▶ TO DO
Transcribe the listing below word for word.

▶ EXERCISE MATERIAL

* * * * * * * * *

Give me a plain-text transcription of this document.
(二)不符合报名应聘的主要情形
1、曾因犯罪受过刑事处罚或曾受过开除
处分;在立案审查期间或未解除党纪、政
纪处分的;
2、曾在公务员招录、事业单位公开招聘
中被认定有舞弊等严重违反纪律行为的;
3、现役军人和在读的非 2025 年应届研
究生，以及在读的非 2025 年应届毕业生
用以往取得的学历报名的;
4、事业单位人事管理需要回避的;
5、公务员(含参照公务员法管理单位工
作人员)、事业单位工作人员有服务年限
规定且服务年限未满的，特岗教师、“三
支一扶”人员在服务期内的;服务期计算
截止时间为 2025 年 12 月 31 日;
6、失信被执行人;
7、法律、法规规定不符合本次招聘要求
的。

* * * * * * * * *

▶ ANSWER FOR THIS EXERCISE
Give me a plain-text transcription of this document.
(二)不符合报名应聘的主要情形
1、曾因犯罪受过刑事处罚或曾受过开除
处分;在立案审查期间或未解除党纪、政
纪处分的;
2、曾在公务员招录、事业单位公开招聘
中被认定有舞弊等严重违反纪律行为的;
3、现役军人和在读的非 2025 年应届研
究生，以及在读的非 2025 年应届毕业生
用以往取得的学历报名的;
4、事业单位人事管理需要回避的;
5、公务员(含参照公务员法管理单位工
作人员)、事业单位工作人员有服务年限
规定且服务年限未满的，特岗教师、“三
支一扶”人员在服务期内的;服务期计算
截止时间为 2025 年 12 月 31 日;
6、失信被执行人;
7、法律、法规规定不符合本次招聘要求
的。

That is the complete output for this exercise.